# Start of Input records
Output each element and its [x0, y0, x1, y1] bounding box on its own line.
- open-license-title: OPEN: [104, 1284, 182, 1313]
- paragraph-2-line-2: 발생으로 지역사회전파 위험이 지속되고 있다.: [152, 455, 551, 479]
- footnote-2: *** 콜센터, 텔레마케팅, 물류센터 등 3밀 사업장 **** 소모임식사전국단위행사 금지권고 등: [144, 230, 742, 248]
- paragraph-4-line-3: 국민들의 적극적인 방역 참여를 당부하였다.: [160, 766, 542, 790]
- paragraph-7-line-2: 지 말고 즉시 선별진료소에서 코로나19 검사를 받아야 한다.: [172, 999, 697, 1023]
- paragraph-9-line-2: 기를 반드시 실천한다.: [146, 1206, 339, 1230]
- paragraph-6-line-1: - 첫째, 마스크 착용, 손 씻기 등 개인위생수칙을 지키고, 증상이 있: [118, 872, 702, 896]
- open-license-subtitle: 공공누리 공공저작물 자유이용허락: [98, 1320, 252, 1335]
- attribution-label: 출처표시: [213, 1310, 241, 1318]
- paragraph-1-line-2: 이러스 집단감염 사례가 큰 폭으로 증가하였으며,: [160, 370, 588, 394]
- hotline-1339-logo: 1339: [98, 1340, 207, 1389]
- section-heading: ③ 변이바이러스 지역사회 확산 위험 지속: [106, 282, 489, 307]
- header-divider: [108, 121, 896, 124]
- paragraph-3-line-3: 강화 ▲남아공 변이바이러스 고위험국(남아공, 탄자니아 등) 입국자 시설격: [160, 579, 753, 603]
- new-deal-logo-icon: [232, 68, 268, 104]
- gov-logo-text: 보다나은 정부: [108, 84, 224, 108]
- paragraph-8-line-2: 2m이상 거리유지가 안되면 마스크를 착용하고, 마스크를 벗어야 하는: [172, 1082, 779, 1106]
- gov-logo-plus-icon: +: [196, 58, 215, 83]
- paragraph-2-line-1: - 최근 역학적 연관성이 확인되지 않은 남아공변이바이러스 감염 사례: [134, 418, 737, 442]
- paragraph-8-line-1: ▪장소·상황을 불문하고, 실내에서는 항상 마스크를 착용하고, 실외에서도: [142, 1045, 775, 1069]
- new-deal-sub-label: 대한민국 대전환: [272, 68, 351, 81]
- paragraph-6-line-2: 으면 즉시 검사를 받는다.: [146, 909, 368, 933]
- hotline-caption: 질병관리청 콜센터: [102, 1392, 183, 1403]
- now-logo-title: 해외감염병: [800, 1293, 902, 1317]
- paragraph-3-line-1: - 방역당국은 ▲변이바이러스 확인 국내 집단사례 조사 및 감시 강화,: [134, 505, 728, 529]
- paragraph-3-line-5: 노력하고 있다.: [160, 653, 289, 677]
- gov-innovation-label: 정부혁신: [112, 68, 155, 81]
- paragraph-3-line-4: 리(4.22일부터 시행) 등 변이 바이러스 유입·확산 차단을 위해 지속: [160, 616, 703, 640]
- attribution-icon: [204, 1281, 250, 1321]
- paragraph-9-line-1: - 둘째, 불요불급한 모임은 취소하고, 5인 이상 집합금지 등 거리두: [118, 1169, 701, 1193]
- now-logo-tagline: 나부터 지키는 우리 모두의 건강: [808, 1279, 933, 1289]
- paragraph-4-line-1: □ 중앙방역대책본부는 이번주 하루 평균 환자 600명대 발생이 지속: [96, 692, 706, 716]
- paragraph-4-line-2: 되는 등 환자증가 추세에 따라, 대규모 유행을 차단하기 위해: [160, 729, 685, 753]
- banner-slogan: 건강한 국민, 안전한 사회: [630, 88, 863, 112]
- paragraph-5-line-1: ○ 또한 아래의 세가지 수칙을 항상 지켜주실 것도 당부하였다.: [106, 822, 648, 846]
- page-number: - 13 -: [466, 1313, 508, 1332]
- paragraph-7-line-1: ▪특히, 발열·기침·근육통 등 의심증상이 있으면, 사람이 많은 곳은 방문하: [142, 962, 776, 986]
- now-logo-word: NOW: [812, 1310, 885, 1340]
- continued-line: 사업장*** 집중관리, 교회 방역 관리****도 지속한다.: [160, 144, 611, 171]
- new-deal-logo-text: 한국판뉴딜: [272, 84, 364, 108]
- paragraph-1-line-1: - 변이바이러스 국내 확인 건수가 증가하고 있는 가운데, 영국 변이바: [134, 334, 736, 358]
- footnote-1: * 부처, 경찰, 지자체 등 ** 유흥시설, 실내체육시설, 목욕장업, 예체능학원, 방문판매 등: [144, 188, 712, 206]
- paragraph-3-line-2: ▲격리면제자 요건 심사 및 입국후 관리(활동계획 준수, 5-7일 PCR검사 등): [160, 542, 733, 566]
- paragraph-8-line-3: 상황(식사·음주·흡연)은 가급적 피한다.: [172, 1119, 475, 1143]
# End of Input records
#### [Written task]
From the beginning of the entries through the line that contains "- gov-logo-text: 보다나은 정부: [108, 84, 224, 108]", substitute "para" for every "paragraph" and leave everything else unchanged.

#### [The solution]
Output each element and its [x0, y0, x1, y1] bounding box on its own line.
- open-license-title: OPEN: [104, 1284, 182, 1313]
- para-2-line-2: 발생으로 지역사회전파 위험이 지속되고 있다.: [152, 455, 551, 479]
- footnote-2: *** 콜센터, 텔레마케팅, 물류센터 등 3밀 사업장 **** 소모임식사전국단위행사 금지권고 등: [144, 230, 742, 248]
- para-4-line-3: 국민들의 적극적인 방역 참여를 당부하였다.: [160, 766, 542, 790]
- para-7-line-2: 지 말고 즉시 선별진료소에서 코로나19 검사를 받아야 한다.: [172, 999, 697, 1023]
- para-9-line-2: 기를 반드시 실천한다.: [146, 1206, 339, 1230]
- para-6-line-1: - 첫째, 마스크 착용, 손 씻기 등 개인위생수칙을 지키고, 증상이 있: [118, 872, 702, 896]
- open-license-subtitle: 공공누리 공공저작물 자유이용허락: [98, 1320, 252, 1335]
- attribution-label: 출처표시: [213, 1310, 241, 1318]
- para-1-line-2: 이러스 집단감염 사례가 큰 폭으로 증가하였으며,: [160, 370, 588, 394]
- hotline-1339-logo: 1339: [98, 1340, 207, 1389]
- section-heading: ③ 변이바이러스 지역사회 확산 위험 지속: [106, 282, 489, 307]
- header-divider: [108, 121, 896, 124]
- para-3-line-3: 강화 ▲남아공 변이바이러스 고위험국(남아공, 탄자니아 등) 입국자 시설격: [160, 579, 753, 603]
- new-deal-logo-icon: [232, 68, 268, 104]
- gov-logo-text: 보다나은 정부: [108, 84, 224, 108]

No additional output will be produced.